**Directions**.
Line by line, copy out the entries exactly and leave the pictures behind.

**Data extracted from a collection**.
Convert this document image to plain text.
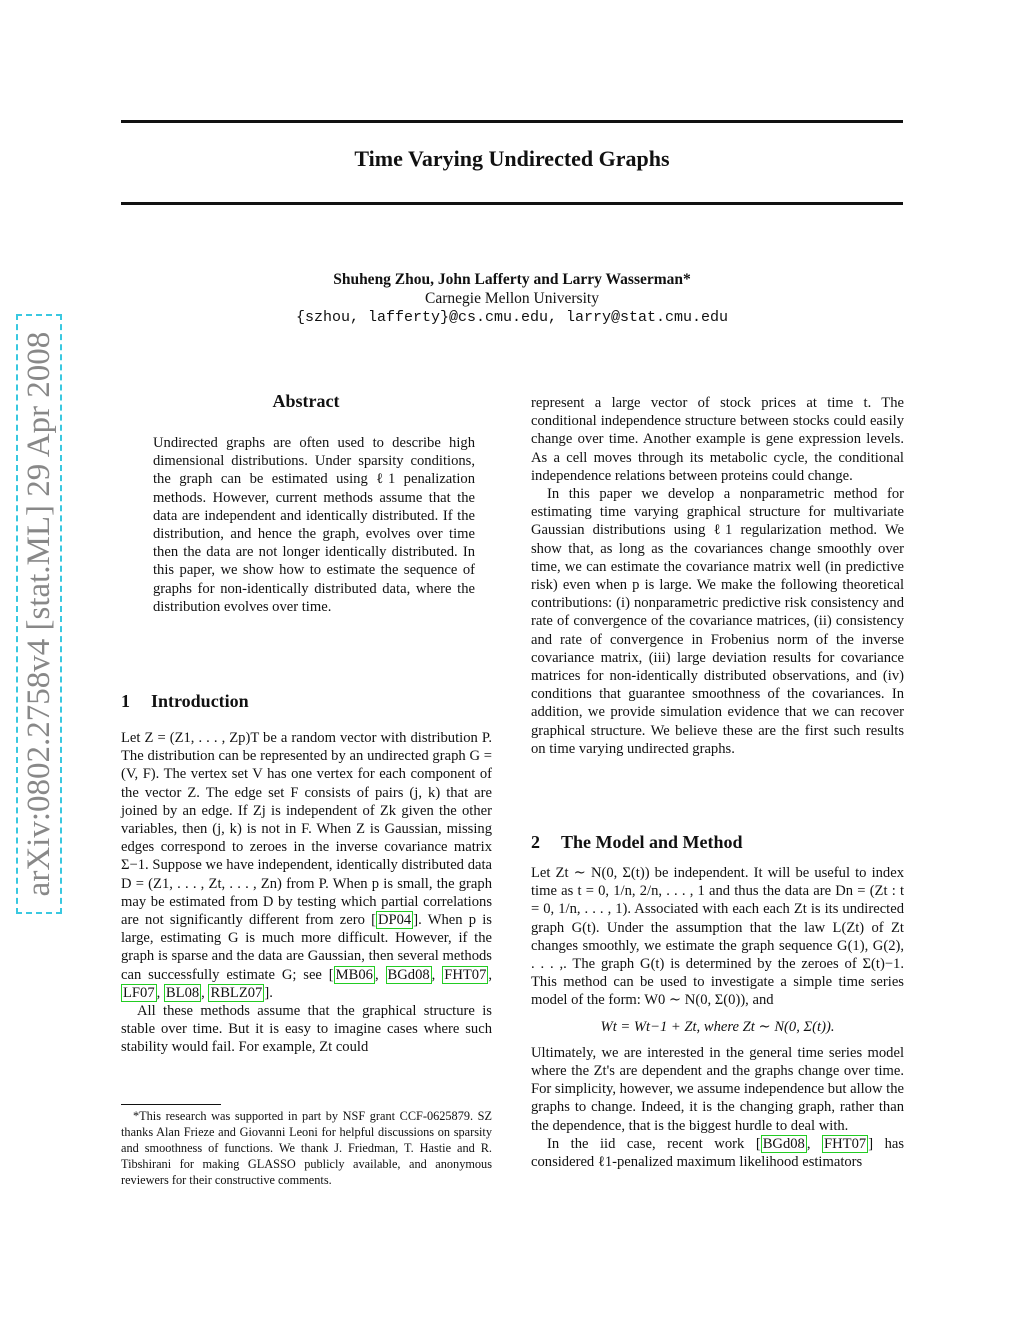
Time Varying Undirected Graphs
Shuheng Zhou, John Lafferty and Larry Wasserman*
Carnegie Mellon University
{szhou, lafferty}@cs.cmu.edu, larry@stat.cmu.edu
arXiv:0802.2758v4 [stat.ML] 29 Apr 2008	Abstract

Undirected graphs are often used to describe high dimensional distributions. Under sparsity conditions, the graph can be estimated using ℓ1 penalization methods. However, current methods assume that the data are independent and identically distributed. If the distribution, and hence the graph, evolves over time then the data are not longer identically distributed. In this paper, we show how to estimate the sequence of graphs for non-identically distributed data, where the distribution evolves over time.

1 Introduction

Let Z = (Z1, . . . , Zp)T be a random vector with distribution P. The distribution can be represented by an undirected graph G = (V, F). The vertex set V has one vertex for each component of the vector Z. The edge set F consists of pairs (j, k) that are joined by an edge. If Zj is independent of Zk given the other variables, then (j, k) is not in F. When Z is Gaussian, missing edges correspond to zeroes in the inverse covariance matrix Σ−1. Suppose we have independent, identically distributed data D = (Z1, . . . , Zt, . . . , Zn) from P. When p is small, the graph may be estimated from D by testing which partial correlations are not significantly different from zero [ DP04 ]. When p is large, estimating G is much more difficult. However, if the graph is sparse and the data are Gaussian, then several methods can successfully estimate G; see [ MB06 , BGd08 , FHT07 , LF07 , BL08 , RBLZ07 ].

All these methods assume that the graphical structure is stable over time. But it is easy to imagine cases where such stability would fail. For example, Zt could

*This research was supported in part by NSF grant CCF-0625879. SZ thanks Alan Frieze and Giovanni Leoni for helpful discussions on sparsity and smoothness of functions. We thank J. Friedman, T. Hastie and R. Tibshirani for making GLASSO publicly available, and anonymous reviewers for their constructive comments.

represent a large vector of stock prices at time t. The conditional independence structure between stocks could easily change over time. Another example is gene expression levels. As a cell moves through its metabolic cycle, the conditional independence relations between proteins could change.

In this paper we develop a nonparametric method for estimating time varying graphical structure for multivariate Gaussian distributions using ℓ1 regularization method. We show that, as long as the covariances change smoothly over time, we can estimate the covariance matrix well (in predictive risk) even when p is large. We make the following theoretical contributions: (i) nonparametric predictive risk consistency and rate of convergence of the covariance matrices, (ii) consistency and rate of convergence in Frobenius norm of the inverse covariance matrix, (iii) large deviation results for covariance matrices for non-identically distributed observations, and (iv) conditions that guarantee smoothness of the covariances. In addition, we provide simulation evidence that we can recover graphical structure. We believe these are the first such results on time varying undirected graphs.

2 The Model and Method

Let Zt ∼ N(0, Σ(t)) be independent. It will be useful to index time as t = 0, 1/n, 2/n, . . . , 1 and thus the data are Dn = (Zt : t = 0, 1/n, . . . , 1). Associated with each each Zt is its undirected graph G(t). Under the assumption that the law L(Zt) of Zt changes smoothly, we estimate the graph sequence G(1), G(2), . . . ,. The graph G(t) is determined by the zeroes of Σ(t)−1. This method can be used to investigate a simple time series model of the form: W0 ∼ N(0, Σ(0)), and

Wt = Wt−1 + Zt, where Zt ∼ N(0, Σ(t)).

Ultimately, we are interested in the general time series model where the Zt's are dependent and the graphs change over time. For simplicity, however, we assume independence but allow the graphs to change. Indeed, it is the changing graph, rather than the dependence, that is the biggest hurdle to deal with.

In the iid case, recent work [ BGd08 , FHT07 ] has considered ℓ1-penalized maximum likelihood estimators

**Expected output**.
Convert this document image to plain text.
Time Varying Undirected Graphs
Shuheng Zhou, John Lafferty and Larry Wasserman*
Carnegie Mellon University
{szhou, lafferty}@cs.cmu.edu, larry@stat.cmu.edu
arXiv:0802.2758v4 [stat.ML] 29 Apr 2008	Abstract

Undirected graphs are often used to describe high dimensional distributions. Under sparsity conditions, the graph can be estimated using ℓ1 penalization methods. However, current methods assume that the data are independent and identically distributed. If the distribution, and hence the graph, evolves over time then the data are not longer identically distributed. In this paper, we show how to estimate the sequence of graphs for non-identically distributed data, where the distribution evolves over time.

1 Introduction

Let Z = (Z1, . . . , Zp)T be a random vector with distribution P. The distribution can be represented by an undirected graph G = (V, F). The vertex set V has one vertex for each component of the vector Z. The edge set F consists of pairs (j, k) that are joined by an edge. If Zj is independent of Zk given the other variables, then (j, k) is not in F. When Z is Gaussian, missing edges correspond to zeroes in the inverse covariance matrix Σ−1. Suppose we have independent, identically distributed data D = (Z1, . . . , Zt, . . . , Zn) from P. When p is small, the graph may be estimated from D by testing which partial correlations are not significantly different from zero [ DP04 ]. When p is large, estimating G is much more difficult. However, if the graph is sparse and the data are Gaussian, then several methods can successfully estimate G; see [ MB06 , BGd08 , FHT07 , LF07 , BL08 , RBLZ07 ].

All these methods assume that the graphical structure is stable over time. But it is easy to imagine cases where such stability would fail. For example, Zt could

*This research was supported in part by NSF grant CCF-0625879. SZ thanks Alan Frieze and Giovanni Leoni for helpful discussions on sparsity and smoothness of functions. We thank J. Friedman, T. Hastie and R. Tibshirani for making GLASSO publicly available, and anonymous reviewers for their constructive comments.

represent a large vector of stock prices at time t. The conditional independence structure between stocks could easily change over time. Another example is gene expression levels. As a cell moves through its metabolic cycle, the conditional independence relations between proteins could change.

In this paper we develop a nonparametric method for estimating time varying graphical structure for multivariate Gaussian distributions using ℓ1 regularization method. We show that, as long as the covariances change smoothly over time, we can estimate the covariance matrix well (in predictive risk) even when p is large. We make the following theoretical contributions: (i) nonparametric predictive risk consistency and rate of convergence of the covariance matrices, (ii) consistency and rate of convergence in Frobenius norm of the inverse covariance matrix, (iii) large deviation results for covariance matrices for non-identically distributed observations, and (iv) conditions that guarantee smoothness of the covariances. In addition, we provide simulation evidence that we can recover graphical structure. We believe these are the first such results on time varying undirected graphs.

2 The Model and Method

Let Zt ∼ N(0, Σ(t)) be independent. It will be useful to index time as t = 0, 1/n, 2/n, . . . , 1 and thus the data are Dn = (Zt : t = 0, 1/n, . . . , 1). Associated with each each Zt is its undirected graph G(t). Under the assumption that the law L(Zt) of Zt changes smoothly, we estimate the graph sequence G(1), G(2), . . . ,. The graph G(t) is determined by the zeroes of Σ(t)−1. This method can be used to investigate a simple time series model of the form: W0 ∼ N(0, Σ(0)), and

Wt = Wt−1 + Zt, where Zt ∼ N(0, Σ(t)).

Ultimately, we are interested in the general time series model where the Zt's are dependent and the graphs change over time. For simplicity, however, we assume independence but allow the graphs to change. Indeed, it is the changing graph, rather than the dependence, that is the biggest hurdle to deal with.

In the iid case, recent work [ BGd08 , FHT07 ] has considered ℓ1-penalized maximum likelihood estimators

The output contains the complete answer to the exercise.